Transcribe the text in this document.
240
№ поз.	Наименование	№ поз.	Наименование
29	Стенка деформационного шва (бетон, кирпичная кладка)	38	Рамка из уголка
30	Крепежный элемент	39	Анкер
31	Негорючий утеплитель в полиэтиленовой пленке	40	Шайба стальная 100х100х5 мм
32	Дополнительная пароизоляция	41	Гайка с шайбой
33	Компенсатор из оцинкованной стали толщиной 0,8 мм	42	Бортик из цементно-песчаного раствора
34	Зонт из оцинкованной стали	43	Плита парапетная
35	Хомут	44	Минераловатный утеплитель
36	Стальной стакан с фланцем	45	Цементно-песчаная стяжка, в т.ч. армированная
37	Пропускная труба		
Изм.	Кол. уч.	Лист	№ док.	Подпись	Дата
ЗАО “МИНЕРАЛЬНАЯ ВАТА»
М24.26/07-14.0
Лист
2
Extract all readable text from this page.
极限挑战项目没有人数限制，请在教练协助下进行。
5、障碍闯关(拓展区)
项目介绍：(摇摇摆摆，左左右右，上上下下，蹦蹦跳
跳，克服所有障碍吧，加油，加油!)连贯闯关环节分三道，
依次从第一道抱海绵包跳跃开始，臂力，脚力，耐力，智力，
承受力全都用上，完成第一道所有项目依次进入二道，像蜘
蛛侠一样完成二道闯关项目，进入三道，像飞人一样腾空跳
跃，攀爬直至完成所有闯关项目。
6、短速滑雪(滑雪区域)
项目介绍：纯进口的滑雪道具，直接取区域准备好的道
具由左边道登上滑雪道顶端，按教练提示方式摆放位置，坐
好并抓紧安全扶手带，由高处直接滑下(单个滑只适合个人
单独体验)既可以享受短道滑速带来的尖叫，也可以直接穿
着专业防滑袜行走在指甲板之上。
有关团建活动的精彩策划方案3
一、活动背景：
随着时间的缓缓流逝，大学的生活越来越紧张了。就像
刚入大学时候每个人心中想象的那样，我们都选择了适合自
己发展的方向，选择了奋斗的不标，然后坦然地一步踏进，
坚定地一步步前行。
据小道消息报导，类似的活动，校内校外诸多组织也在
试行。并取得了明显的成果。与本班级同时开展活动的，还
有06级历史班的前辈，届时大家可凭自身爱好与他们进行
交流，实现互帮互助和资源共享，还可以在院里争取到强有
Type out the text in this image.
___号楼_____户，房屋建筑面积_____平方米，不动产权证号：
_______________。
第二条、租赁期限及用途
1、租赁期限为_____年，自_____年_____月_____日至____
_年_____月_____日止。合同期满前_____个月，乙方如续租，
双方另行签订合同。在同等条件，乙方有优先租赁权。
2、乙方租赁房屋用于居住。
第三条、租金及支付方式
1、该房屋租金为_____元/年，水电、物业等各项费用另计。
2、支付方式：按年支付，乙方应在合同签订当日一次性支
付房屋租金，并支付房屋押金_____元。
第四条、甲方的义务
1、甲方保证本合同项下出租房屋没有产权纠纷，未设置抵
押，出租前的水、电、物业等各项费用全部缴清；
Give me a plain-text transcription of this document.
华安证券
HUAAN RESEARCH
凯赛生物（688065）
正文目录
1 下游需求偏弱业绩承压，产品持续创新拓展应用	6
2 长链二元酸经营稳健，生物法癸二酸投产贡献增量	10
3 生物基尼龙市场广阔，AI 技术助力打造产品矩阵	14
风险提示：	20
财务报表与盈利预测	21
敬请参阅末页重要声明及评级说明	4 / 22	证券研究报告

○ ○ ○ ○

* [WORK TO COMPLETE]
Every record shown above should be written out again exactly.

* [SOLUTION TO THE EXERCISE]
Transcribe the text in this document.
240
№ поз.	Наименование	№ поз.	Наименование
29	Стенка деформационного шва (бетон, кирпичная кладка)	38	Рамка из уголка
30	Крепежный элемент	39	Анкер
31	Негорючий утеплитель в полиэтиленовой пленке	40	Шайба стальная 100х100х5 мм
32	Дополнительная пароизоляция	41	Гайка с шайбой
33	Компенсатор из оцинкованной стали толщиной 0,8 мм	42	Бортик из цементно-песчаного раствора
34	Зонт из оцинкованной стали	43	Плита парапетная
35	Хомут	44	Минераловатный утеплитель
36	Стальной стакан с фланцем	45	Цементно-песчаная стяжка, в т.ч. армированная
37	Пропускная труба		
Изм.	Кол. уч.	Лист	№ док.	Подпись	Дата
ЗАО “МИНЕРАЛЬНАЯ ВАТА»
М24.26/07-14.0
Лист
2
Extract all readable text from this page.
极限挑战项目没有人数限制，请在教练协助下进行。
5、障碍闯关(拓展区)
项目介绍：(摇摇摆摆，左左右右，上上下下，蹦蹦跳
跳，克服所有障碍吧，加油，加油!)连贯闯关环节分三道，
依次从第一道抱海绵包跳跃开始，臂力，脚力，耐力，智力，
承受力全都用上，完成第一道所有项目依次进入二道，像蜘
蛛侠一样完成二道闯关项目，进入三道，像飞人一样腾空跳
跃，攀爬直至完成所有闯关项目。
6、短速滑雪(滑雪区域)
项目介绍：纯进口的滑雪道具，直接取区域准备好的道
具由左边道登上滑雪道顶端，按教练提示方式摆放位置，坐
好并抓紧安全扶手带，由高处直接滑下(单个滑只适合个人
单独体验)既可以享受短道滑速带来的尖叫，也可以直接穿
着专业防滑袜行走在指甲板之上。
有关团建活动的精彩策划方案3
一、活动背景：
随着时间的缓缓流逝，大学的生活越来越紧张了。就像
刚入大学时候每个人心中想象的那样，我们都选择了适合自
己发展的方向，选择了奋斗的不标，然后坦然地一步踏进，
坚定地一步步前行。
据小道消息报导，类似的活动，校内校外诸多组织也在
试行。并取得了明显的成果。与本班级同时开展活动的，还
有06级历史班的前辈，届时大家可凭自身爱好与他们进行
交流，实现互帮互助和资源共享，还可以在院里争取到强有
Type out the text in this image.
___号楼_____户，房屋建筑面积_____平方米，不动产权证号：
_______________。
第二条、租赁期限及用途
1、租赁期限为_____年，自_____年_____月_____日至____
_年_____月_____日止。合同期满前_____个月，乙方如续租，
双方另行签订合同。在同等条件，乙方有优先租赁权。
2、乙方租赁房屋用于居住。
第三条、租金及支付方式
1、该房屋租金为_____元/年，水电、物业等各项费用另计。
2、支付方式：按年支付，乙方应在合同签订当日一次性支
付房屋租金，并支付房屋押金_____元。
第四条、甲方的义务
1、甲方保证本合同项下出租房屋没有产权纠纷，未设置抵
押，出租前的水、电、物业等各项费用全部缴清；
Give me a plain-text transcription of this document.
华安证券
HUAAN RESEARCH
凯赛生物（688065）
正文目录
1 下游需求偏弱业绩承压，产品持续创新拓展应用	6
2 长链二元酸经营稳健，生物法癸二酸投产贡献增量	10
3 生物基尼龙市场广阔，AI 技术助力打造产品矩阵	14
风险提示：	20
财务报表与盈利预测	21
敬请参阅末页重要声明及评级说明	4 / 22	证券研究报告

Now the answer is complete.